[Requirements] Below, find each line holding "Agent" and state how many there are, using the number alone.

-----

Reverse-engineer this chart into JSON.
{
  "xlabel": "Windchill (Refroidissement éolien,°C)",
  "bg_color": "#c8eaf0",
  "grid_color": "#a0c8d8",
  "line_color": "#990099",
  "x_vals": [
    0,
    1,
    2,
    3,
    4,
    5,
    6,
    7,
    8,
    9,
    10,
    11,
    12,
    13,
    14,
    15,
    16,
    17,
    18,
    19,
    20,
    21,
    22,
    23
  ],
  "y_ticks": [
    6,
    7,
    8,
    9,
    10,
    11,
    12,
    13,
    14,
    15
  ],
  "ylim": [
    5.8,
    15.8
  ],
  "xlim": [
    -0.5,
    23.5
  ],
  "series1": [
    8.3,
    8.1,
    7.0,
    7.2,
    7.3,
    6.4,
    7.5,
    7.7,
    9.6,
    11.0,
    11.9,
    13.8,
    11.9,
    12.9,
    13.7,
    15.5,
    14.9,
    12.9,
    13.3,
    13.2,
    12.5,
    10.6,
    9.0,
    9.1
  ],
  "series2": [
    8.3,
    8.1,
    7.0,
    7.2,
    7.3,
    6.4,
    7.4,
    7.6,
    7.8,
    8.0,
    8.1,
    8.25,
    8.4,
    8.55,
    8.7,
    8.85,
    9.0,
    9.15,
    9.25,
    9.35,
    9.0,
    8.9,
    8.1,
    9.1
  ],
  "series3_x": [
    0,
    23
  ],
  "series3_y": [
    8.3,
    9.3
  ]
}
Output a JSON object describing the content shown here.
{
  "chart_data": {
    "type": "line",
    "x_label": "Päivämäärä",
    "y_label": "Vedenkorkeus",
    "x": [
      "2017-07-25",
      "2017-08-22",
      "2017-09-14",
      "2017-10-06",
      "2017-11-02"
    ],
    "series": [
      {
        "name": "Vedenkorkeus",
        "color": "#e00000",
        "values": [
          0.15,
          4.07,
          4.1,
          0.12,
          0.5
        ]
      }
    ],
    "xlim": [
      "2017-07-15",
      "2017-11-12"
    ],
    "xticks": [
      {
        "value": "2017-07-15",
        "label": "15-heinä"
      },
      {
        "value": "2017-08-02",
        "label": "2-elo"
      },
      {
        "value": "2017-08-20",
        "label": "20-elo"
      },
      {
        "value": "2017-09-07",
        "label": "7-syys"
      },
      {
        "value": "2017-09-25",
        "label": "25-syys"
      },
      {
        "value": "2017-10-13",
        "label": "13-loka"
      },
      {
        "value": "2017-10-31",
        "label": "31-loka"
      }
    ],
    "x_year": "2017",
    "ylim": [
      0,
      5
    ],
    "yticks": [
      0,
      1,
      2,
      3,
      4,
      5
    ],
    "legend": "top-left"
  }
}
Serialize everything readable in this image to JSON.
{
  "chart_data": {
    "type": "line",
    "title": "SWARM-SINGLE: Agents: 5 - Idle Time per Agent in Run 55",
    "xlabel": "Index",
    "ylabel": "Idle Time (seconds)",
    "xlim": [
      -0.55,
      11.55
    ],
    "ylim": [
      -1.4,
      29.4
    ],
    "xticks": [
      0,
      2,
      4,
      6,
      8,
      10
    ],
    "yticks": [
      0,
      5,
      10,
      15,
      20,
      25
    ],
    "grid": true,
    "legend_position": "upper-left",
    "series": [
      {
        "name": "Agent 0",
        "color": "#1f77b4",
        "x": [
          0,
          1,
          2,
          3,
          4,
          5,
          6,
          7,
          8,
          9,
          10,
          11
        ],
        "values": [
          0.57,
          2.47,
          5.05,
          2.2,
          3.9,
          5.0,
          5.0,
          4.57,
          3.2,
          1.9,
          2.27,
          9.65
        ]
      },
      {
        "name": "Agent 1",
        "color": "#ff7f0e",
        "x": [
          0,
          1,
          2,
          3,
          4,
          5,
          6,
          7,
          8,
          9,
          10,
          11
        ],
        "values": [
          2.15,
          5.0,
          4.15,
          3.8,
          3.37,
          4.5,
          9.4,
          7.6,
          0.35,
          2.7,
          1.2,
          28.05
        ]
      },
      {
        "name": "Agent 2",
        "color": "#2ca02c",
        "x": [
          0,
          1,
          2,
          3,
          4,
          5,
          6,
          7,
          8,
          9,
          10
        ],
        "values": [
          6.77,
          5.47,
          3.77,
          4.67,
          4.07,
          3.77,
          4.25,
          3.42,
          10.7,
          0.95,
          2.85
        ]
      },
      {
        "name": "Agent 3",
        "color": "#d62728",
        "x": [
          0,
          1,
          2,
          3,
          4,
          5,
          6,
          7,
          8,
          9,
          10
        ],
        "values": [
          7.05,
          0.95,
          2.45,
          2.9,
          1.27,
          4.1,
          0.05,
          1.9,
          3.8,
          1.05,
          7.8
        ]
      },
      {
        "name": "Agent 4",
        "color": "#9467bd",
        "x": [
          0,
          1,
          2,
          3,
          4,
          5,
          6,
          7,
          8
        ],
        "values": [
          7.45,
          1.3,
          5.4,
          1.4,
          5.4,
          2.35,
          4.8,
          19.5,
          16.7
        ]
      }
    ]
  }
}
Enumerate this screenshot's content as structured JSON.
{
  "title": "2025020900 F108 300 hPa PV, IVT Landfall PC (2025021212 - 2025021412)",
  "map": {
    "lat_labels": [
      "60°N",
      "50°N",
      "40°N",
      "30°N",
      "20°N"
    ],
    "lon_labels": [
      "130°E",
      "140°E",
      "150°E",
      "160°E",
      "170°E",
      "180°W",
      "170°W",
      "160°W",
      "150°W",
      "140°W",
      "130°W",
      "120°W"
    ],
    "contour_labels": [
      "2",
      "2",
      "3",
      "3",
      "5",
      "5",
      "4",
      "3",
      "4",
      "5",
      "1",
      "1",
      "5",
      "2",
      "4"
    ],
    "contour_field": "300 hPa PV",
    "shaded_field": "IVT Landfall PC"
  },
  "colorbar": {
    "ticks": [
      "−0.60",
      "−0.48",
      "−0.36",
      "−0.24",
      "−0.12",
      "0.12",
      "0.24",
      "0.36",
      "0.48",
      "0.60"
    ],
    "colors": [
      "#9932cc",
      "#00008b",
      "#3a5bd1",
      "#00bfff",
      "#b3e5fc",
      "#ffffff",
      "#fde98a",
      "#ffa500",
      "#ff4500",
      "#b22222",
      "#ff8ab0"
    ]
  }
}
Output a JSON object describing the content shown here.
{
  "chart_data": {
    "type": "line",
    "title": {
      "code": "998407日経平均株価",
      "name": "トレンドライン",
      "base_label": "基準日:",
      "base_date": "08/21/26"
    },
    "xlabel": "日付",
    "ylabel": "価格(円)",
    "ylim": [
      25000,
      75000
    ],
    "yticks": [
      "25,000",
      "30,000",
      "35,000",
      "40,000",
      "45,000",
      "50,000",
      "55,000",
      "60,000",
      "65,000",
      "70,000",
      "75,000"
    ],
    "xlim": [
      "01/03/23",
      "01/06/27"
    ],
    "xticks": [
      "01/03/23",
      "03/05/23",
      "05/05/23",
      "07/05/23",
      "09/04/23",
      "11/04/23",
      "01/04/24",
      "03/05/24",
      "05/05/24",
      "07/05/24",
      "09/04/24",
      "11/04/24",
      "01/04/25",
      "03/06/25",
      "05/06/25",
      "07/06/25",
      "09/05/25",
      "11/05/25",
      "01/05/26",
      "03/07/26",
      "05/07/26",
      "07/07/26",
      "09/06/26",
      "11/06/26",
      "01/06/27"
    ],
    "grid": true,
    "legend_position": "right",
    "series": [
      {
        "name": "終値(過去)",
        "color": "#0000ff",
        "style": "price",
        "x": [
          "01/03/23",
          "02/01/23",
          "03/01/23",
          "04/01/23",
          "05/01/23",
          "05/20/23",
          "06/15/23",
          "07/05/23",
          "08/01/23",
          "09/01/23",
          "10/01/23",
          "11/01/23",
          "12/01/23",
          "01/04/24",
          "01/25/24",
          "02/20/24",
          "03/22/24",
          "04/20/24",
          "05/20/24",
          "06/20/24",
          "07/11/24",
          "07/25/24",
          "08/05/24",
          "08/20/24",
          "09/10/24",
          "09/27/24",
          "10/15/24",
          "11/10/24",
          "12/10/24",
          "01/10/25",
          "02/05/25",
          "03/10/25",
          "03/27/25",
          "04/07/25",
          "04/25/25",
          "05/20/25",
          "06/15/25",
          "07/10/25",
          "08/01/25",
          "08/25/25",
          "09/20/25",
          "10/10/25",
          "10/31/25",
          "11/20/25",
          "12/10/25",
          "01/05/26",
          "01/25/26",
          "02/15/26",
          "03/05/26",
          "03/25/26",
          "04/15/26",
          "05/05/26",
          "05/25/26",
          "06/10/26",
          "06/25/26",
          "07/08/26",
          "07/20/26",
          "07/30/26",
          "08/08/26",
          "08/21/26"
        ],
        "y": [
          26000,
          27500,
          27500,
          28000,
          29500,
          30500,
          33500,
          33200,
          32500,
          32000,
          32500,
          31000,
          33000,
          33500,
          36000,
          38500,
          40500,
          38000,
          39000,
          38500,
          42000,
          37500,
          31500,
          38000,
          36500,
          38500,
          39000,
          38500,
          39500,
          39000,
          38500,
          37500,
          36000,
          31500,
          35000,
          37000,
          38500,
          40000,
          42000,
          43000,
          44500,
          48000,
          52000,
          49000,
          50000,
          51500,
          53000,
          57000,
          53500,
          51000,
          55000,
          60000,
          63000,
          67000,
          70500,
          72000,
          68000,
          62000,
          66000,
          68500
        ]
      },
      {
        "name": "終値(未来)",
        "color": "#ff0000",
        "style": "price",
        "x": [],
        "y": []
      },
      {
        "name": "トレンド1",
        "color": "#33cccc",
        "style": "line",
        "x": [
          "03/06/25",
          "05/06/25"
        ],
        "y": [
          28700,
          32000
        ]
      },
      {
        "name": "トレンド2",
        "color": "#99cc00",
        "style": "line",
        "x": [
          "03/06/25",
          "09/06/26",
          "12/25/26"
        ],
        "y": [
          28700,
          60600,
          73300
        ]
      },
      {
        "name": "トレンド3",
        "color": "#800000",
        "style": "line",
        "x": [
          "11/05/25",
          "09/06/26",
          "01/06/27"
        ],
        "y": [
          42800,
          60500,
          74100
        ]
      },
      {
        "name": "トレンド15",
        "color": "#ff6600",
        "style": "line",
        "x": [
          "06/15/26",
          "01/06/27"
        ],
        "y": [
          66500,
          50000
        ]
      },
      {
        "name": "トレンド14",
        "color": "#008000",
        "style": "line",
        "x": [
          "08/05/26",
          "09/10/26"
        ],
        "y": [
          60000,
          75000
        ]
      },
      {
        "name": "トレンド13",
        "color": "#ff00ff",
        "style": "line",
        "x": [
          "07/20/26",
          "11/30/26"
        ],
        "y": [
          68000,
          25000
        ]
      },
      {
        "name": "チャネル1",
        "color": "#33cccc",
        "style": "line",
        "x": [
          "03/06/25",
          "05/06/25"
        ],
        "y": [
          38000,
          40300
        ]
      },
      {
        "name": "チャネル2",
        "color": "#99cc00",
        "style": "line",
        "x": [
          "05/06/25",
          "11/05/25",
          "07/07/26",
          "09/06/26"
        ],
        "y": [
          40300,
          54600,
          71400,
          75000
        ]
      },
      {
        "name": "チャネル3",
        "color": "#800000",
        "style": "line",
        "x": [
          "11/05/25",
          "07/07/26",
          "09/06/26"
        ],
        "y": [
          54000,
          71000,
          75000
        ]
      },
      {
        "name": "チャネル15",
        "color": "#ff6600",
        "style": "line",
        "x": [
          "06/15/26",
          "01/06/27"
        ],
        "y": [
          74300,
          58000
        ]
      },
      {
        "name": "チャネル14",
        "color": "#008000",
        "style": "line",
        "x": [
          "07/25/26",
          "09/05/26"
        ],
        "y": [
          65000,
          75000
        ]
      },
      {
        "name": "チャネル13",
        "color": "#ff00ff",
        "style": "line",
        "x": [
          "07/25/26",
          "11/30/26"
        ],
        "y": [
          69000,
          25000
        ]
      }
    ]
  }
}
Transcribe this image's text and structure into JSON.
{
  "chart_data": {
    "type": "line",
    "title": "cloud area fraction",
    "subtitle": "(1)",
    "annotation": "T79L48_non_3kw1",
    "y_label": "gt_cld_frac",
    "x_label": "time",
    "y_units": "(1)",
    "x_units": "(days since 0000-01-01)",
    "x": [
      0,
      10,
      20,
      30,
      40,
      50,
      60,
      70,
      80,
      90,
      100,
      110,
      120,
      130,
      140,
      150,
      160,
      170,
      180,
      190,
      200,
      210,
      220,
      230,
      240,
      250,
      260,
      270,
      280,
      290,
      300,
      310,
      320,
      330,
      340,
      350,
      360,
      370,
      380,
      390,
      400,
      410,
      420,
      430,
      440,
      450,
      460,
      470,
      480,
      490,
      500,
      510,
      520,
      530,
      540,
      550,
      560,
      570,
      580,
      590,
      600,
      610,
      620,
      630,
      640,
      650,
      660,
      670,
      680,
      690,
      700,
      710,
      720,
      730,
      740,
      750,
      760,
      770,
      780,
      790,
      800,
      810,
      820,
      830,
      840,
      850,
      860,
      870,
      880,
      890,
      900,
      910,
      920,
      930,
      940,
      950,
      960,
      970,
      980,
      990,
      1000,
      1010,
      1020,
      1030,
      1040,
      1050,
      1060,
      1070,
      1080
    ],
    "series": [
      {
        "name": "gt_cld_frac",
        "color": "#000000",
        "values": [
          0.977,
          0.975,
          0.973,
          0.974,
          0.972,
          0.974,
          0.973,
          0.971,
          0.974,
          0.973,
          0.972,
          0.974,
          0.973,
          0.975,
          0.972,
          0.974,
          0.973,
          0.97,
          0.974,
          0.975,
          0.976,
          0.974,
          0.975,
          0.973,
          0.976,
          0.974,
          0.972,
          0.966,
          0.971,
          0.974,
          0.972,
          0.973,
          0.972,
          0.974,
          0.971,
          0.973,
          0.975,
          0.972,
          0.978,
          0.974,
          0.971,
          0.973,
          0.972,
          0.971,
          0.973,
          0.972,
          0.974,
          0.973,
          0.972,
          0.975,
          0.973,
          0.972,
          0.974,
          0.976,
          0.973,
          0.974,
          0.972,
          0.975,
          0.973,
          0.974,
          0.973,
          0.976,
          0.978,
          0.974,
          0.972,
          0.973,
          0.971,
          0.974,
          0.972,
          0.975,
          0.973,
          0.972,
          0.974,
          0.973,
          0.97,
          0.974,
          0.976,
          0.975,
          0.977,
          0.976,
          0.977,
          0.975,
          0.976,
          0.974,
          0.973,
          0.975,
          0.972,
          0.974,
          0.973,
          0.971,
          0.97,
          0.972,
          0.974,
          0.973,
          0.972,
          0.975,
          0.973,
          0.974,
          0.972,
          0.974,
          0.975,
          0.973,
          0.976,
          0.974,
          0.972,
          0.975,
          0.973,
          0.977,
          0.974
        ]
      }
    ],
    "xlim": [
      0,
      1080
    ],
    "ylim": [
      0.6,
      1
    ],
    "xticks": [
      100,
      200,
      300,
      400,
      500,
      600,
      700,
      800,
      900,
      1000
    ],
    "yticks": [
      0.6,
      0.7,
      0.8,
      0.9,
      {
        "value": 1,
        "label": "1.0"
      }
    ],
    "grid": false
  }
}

-----

[Reply to the task] 6